## Begin

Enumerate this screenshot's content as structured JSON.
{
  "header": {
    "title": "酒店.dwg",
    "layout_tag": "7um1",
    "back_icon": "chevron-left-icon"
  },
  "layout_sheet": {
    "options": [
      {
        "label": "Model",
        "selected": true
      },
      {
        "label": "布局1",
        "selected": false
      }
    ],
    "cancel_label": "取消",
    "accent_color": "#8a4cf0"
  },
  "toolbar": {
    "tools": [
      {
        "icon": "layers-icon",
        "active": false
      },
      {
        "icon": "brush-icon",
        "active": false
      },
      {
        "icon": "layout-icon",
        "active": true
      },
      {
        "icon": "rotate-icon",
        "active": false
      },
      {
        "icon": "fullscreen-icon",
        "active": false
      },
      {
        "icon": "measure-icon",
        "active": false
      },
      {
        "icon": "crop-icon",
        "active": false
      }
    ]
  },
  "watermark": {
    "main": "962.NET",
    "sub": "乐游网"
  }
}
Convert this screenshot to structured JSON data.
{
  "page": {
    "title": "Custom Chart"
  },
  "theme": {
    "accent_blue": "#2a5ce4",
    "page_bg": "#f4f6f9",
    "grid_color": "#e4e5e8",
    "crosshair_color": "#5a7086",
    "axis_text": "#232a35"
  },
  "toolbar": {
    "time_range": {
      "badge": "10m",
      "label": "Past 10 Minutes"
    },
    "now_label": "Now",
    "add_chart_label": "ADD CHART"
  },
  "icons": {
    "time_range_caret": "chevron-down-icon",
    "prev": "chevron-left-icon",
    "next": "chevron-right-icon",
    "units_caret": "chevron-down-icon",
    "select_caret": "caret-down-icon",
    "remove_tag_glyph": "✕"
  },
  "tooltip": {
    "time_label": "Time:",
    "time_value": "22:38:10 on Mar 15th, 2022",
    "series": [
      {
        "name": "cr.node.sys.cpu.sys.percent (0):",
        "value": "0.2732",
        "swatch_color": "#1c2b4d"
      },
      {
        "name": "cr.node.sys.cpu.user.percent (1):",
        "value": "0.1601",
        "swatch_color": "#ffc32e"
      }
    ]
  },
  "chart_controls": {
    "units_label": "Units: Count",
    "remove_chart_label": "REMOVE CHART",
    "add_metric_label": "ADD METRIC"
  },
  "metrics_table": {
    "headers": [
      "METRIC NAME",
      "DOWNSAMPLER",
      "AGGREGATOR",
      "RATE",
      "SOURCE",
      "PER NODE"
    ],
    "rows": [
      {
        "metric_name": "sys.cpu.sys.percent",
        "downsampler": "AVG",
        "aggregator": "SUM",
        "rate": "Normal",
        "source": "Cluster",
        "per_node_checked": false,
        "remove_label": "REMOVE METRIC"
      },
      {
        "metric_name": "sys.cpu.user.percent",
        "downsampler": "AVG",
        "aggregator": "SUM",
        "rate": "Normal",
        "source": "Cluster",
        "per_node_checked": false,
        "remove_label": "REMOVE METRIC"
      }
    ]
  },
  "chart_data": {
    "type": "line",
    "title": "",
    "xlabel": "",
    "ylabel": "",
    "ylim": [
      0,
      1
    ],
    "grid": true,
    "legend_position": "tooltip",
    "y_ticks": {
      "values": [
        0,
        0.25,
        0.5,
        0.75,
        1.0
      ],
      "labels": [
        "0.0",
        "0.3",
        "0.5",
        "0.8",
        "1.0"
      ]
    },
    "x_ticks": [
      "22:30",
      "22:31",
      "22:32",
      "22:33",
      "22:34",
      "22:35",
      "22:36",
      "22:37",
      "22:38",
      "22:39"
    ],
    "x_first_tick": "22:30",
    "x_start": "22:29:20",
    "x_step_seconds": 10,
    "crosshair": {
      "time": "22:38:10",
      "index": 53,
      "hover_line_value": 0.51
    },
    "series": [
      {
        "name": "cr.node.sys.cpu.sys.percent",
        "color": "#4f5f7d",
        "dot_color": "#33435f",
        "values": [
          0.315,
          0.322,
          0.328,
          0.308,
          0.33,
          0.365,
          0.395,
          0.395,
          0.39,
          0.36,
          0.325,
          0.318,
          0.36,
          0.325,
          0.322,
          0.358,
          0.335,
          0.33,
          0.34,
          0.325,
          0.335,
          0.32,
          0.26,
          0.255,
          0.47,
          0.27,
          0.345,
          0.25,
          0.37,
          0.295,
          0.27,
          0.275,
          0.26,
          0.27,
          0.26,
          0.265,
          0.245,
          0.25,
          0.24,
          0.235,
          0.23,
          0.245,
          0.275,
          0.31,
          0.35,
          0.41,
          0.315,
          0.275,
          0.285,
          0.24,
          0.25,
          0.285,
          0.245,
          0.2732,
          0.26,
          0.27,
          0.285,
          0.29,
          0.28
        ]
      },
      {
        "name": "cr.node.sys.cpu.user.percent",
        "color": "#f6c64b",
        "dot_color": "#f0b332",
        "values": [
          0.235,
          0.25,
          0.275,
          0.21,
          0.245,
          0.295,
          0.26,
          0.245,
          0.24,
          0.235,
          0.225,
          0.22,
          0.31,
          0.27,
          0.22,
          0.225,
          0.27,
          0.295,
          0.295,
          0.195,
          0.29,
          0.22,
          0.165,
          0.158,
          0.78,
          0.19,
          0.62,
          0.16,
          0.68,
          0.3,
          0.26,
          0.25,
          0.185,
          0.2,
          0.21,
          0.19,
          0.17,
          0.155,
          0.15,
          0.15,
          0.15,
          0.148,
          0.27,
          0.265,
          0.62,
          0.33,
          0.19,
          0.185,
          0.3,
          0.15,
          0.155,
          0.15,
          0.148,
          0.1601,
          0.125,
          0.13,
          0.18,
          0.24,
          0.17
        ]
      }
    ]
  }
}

## End

Goal:
Word for word, write out all of the data above.

Result of the task:
Enumerate this screenshot's content as structured JSON.
{
  "header": {
    "title": "酒店.dwg",
    "layout_tag": "7um1",
    "back_icon": "chevron-left-icon"
  },
  "layout_sheet": {
    "options": [
      {
        "label": "Model",
        "selected": true
      },
      {
        "label": "布局1",
        "selected": false
      }
    ],
    "cancel_label": "取消",
    "accent_color": "#8a4cf0"
  },
  "toolbar": {
    "tools": [
      {
        "icon": "layers-icon",
        "active": false
      },
      {
        "icon": "brush-icon",
        "active": false
      },
      {
        "icon": "layout-icon",
        "active": true
      },
      {
        "icon": "rotate-icon",
        "active": false
      },
      {
        "icon": "fullscreen-icon",
        "active": false
      },
      {
        "icon": "measure-icon",
        "active": false
      },
      {
        "icon": "crop-icon",
        "active": false
      }
    ]
  },
  "watermark": {
    "main": "962.NET",
    "sub": "乐游网"
  }
}
Convert this screenshot to structured JSON data.
{
  "page": {
    "title": "Custom Chart"
  },
  "theme": {
    "accent_blue": "#2a5ce4",
    "page_bg": "#f4f6f9",
    "grid_color": "#e4e5e8",
    "crosshair_color": "#5a7086",
    "axis_text": "#232a35"
  },
  "toolbar": {
    "time_range": {
      "badge": "10m",
      "label": "Past 10 Minutes"
    },
    "now_label": "Now",
    "add_chart_label": "ADD CHART"
  },
  "icons": {
    "time_range_caret": "chevron-down-icon",
    "prev": "chevron-left-icon",
    "next": "chevron-right-icon",
    "units_caret": "chevron-down-icon",
    "select_caret": "caret-down-icon",
    "remove_tag_glyph": "✕"
  },
  "tooltip": {
    "time_label": "Time:",
    "time_value": "22:38:10 on Mar 15th, 2022",
    "series": [
      {
        "name": "cr.node.sys.cpu.sys.percent (0):",
        "value": "0.2732",
        "swatch_color": "#1c2b4d"
      },
      {
        "name": "cr.node.sys.cpu.user.percent (1):",
        "value": "0.1601",
        "swatch_color": "#ffc32e"
      }
    ]
  },
  "chart_controls": {
    "units_label": "Units: Count",
    "remove_chart_label": "REMOVE CHART",
    "add_metric_label": "ADD METRIC"
  },
  "metrics_table": {
    "headers": [
      "METRIC NAME",
      "DOWNSAMPLER",
      "AGGREGATOR",
      "RATE",
      "SOURCE",
      "PER NODE"
    ],
    "rows": [
      {
        "metric_name": "sys.cpu.sys.percent",
        "downsampler": "AVG",
        "aggregator": "SUM",
        "rate": "Normal",
        "source": "Cluster",
        "per_node_checked": false,
        "remove_label": "REMOVE METRIC"
      },
      {
        "metric_name": "sys.cpu.user.percent",
        "downsampler": "AVG",
        "aggregator": "SUM",
        "rate": "Normal",
        "source": "Cluster",
        "per_node_checked": false,
        "remove_label": "REMOVE METRIC"
      }
    ]
  },
  "chart_data": {
    "type": "line",
    "title": "",
    "xlabel": "",
    "ylabel": "",
    "ylim": [
      0,
      1
    ],
    "grid": true,
    "legend_position": "tooltip",
    "y_ticks": {
      "values": [
        0,
        0.25,
        0.5,
        0.75,
        1.0
      ],
      "labels": [
        "0.0",
        "0.3",
        "0.5",
        "0.8",
        "1.0"
      ]
    },
    "x_ticks": [
      "22:30",
      "22:31",
      "22:32",
      "22:33",
      "22:34",
      "22:35",
      "22:36",
      "22:37",
      "22:38",
      "22:39"
    ],
    "x_first_tick": "22:30",
    "x_start": "22:29:20",
    "x_step_seconds": 10,
    "crosshair": {
      "time": "22:38:10",
      "index": 53,
      "hover_line_value": 0.51
    },
    "series": [
      {
        "name": "cr.node.sys.cpu.sys.percent",
        "color": "#4f5f7d",
        "dot_color": "#33435f",
        "values": [
          0.315,
          0.322,
          0.328,
          0.308,
          0.33,
          0.365,
          0.395,
          0.395,
          0.39,
          0.36,
          0.325,
          0.318,
          0.36,
          0.325,
          0.322,
          0.358,
          0.335,
          0.33,
          0.34,
          0.325,
          0.335,
          0.32,
          0.26,
          0.255,
          0.47,
          0.27,
          0.345,
          0.25,
          0.37,
          0.295,
          0.27,
          0.275,
          0.26,
          0.27,
          0.26,
          0.265,
          0.245,
          0.25,
          0.24,
          0.235,
          0.23,
          0.245,
          0.275,
          0.31,
          0.35,
          0.41,
          0.315,
          0.275,
          0.285,
          0.24,
          0.25,
          0.285,
          0.245,
          0.2732,
          0.26,
          0.27,
          0.285,
          0.29,
          0.28
        ]
      },
      {
        "name": "cr.node.sys.cpu.user.percent",
        "color": "#f6c64b",
        "dot_color": "#f0b332",
        "values": [
          0.235,
          0.25,
          0.275,
          0.21,
          0.245,
          0.295,
          0.26,
          0.245,
          0.24,
          0.235,
          0.225,
          0.22,
          0.31,
          0.27,
          0.22,
          0.225,
          0.27,
          0.295,
          0.295,
          0.195,
          0.29,
          0.22,
          0.165,
          0.158,
          0.78,
          0.19,
          0.62,
          0.16,
          0.68,
          0.3,
          0.26,
          0.25,
          0.185,
          0.2,
          0.21,
          0.19,
          0.17,
          0.155,
          0.15,
          0.15,
          0.15,
          0.148,
          0.27,
          0.265,
          0.62,
          0.33,
          0.19,
          0.185,
          0.3,
          0.15,
          0.155,
          0.15,
          0.148,
          0.1601,
          0.125,
          0.13,
          0.18,
          0.24,
          0.17
        ]
      }
    ]
  }
}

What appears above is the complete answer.